» **Task instructions**
Update the material below by changing every "Data warning" to "Usage alert". Leave everything else the same.

» **Provided data**
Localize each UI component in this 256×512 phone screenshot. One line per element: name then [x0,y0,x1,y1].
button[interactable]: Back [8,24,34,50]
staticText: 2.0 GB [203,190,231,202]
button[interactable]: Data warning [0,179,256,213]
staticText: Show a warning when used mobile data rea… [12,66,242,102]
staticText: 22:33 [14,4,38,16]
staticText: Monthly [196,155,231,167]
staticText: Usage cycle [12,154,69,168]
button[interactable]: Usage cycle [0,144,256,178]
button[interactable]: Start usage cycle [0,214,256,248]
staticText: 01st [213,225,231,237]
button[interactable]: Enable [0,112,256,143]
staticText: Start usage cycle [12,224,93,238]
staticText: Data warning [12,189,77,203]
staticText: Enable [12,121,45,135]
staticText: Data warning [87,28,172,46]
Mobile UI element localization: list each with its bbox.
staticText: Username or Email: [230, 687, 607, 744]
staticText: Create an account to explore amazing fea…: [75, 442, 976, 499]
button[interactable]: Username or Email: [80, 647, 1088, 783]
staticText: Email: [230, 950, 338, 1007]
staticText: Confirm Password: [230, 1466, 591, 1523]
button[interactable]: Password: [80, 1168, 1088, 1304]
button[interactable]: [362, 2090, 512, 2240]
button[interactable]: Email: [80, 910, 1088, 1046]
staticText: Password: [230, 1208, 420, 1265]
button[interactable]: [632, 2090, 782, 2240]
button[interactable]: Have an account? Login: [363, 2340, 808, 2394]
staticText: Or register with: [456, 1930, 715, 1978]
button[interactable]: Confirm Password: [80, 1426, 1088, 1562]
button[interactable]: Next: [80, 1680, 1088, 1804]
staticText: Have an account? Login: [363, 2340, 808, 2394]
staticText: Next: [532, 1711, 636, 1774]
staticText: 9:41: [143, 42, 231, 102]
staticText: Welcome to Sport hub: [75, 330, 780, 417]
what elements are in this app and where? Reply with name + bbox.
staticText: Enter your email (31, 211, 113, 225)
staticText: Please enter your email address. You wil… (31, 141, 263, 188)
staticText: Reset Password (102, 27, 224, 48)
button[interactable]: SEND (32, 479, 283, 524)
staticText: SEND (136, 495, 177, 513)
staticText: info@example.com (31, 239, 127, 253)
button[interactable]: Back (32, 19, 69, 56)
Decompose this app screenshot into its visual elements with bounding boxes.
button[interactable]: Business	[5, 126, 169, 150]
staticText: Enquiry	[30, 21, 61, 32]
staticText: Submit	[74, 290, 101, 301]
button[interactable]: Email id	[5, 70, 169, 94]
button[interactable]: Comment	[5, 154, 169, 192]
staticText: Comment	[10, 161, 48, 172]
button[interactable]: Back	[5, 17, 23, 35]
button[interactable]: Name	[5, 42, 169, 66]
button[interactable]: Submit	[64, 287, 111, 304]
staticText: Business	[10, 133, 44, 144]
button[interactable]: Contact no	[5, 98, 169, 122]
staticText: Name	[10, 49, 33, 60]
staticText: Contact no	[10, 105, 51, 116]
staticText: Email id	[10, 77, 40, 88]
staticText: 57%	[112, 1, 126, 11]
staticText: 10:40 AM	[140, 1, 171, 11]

» **Final answer**
Localize each UI component in this 256×512 phone screenshot. One line per element: name then [x0,y0,x1,y1].
button[interactable]: Back [8,24,34,50]
staticText: 2.0 GB [203,190,231,202]
button[interactable]: Usage alert [0,179,256,213]
staticText: Show a warning when used mobile data rea… [12,66,242,102]
staticText: 22:33 [14,4,38,16]
staticText: Monthly [196,155,231,167]
staticText: Usage cycle [12,154,69,168]
button[interactable]: Usage cycle [0,144,256,178]
button[interactable]: Start usage cycle [0,214,256,248]
staticText: 01st [213,225,231,237]
button[interactable]: Enable [0,112,256,143]
staticText: Start usage cycle [12,224,93,238]
staticText: Usage alert [12,189,77,203]
staticText: Enable [12,121,45,135]
staticText: Usage alert [87,28,172,46]
Mobile UI element localization: list each with its bbox.
staticText: Username or Email: [230, 687, 607, 744]
staticText: Create an account to explore amazing fea…: [75, 442, 976, 499]
button[interactable]: Username or Email: [80, 647, 1088, 783]
staticText: Email: [230, 950, 338, 1007]
staticText: Confirm Password: [230, 1466, 591, 1523]
button[interactable]: Password: [80, 1168, 1088, 1304]
button[interactable]: [362, 2090, 512, 2240]
button[interactable]: Email: [80, 910, 1088, 1046]
staticText: Password: [230, 1208, 420, 1265]
button[interactable]: [632, 2090, 782, 2240]
button[interactable]: Have an account? Login: [363, 2340, 808, 2394]
staticText: Or register with: [456, 1930, 715, 1978]
button[interactable]: Confirm Password: [80, 1426, 1088, 1562]
button[interactable]: Next: [80, 1680, 1088, 1804]
staticText: Have an account? Login: [363, 2340, 808, 2394]
staticText: Next: [532, 1711, 636, 1774]
staticText: 9:41: [143, 42, 231, 102]
staticText: Welcome to Sport hub: [75, 330, 780, 417]
what elements are in this app and where? Reply with name + bbox.
staticText: Enter your email (31, 211, 113, 225)
staticText: Please enter your email address. You wil… (31, 141, 263, 188)
staticText: Reset Password (102, 27, 224, 48)
button[interactable]: SEND (32, 479, 283, 524)
staticText: SEND (136, 495, 177, 513)
staticText: info@example.com (31, 239, 127, 253)
button[interactable]: Back (32, 19, 69, 56)
Decompose this app screenshot into its visual elements with bounding boxes.
button[interactable]: Business	[5, 126, 169, 150]
staticText: Enquiry	[30, 21, 61, 32]
staticText: Submit	[74, 290, 101, 301]
button[interactable]: Email id	[5, 70, 169, 94]
button[interactable]: Comment	[5, 154, 169, 192]
staticText: Comment	[10, 161, 48, 172]
button[interactable]: Back	[5, 17, 23, 35]
button[interactable]: Name	[5, 42, 169, 66]
button[interactable]: Submit	[64, 287, 111, 304]
staticText: Business	[10, 133, 44, 144]
button[interactable]: Contact no	[5, 98, 169, 122]
staticText: Name	[10, 49, 33, 60]
staticText: Contact no	[10, 105, 51, 116]
staticText: Email id	[10, 77, 40, 88]
staticText: 57%	[112, 1, 126, 11]
staticText: 10:40 AM	[140, 1, 171, 11]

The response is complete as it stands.